REQUIREMENT – Filter these entries so that only lines with the word "chevron" remain.

DATA FOR THIS TASK –
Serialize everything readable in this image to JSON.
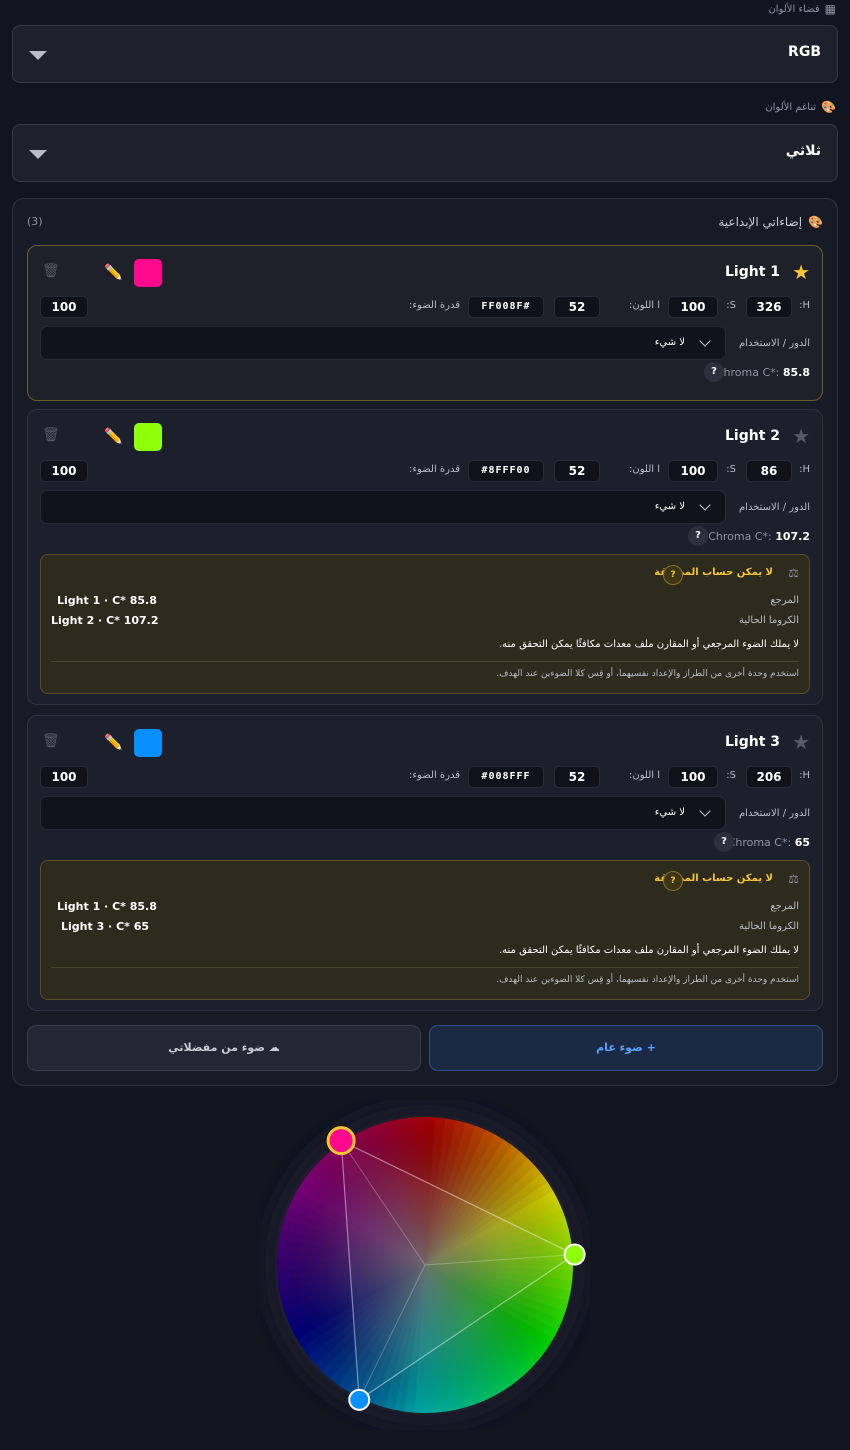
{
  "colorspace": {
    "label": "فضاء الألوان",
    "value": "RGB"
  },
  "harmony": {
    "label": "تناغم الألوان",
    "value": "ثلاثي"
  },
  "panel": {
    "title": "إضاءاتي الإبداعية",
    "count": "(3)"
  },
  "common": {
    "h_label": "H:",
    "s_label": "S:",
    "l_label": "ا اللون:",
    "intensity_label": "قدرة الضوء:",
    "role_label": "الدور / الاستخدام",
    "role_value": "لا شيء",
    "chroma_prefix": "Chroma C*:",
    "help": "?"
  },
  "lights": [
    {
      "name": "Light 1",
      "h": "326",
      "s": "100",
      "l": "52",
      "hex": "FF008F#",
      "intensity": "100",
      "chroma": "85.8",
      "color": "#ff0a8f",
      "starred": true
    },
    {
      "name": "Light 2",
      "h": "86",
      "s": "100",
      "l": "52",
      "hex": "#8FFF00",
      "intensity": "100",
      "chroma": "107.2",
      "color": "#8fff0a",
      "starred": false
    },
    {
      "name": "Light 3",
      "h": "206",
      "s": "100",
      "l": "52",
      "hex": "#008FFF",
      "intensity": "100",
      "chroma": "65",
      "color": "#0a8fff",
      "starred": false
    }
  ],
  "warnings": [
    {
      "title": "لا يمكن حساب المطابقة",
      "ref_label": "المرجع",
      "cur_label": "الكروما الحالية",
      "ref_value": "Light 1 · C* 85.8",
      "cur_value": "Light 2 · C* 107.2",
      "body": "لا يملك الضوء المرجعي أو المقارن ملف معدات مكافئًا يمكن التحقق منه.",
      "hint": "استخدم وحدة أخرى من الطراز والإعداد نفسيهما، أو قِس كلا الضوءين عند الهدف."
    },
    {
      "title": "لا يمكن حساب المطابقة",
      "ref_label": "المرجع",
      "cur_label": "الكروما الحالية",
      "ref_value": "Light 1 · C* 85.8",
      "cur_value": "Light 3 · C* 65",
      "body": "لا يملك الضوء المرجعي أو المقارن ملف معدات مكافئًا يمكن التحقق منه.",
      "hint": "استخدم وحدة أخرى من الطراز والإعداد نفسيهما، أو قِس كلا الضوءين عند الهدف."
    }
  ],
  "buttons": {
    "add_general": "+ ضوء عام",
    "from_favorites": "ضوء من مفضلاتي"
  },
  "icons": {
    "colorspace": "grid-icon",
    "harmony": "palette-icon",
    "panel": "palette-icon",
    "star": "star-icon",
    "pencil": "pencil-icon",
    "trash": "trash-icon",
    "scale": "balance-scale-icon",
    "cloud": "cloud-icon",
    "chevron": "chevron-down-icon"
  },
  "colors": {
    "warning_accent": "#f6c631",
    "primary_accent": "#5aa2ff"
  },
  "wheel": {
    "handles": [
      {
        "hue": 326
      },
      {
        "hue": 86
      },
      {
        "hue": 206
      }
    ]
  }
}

...

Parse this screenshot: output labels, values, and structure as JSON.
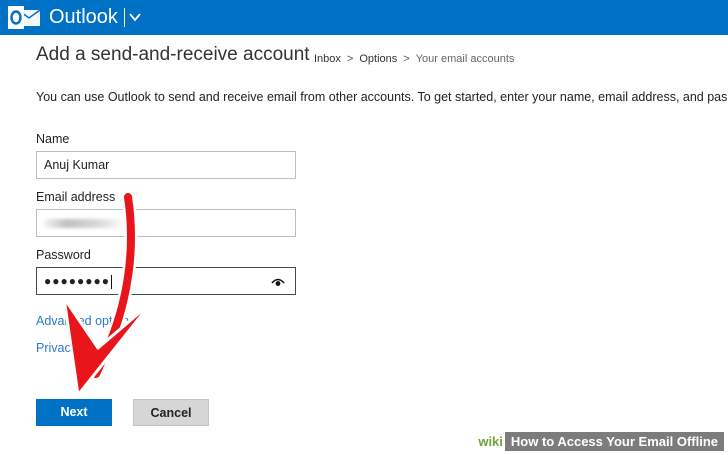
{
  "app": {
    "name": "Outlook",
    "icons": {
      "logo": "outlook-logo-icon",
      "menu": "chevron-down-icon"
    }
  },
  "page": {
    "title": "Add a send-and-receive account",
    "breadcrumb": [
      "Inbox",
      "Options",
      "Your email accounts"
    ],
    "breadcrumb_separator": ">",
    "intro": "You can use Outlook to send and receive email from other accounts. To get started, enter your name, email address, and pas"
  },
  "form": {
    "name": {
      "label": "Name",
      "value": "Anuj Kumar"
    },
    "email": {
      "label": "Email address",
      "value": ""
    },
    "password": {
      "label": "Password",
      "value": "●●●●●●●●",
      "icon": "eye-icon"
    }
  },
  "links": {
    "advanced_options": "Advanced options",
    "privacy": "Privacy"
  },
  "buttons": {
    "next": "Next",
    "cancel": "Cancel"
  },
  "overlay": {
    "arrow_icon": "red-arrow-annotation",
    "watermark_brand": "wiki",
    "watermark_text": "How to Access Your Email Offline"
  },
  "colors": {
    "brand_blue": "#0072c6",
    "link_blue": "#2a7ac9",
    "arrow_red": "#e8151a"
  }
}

SOLVED PROBLEM –
    "chevron": "chevron-down-icon"
      "menu": "chevron-down-icon"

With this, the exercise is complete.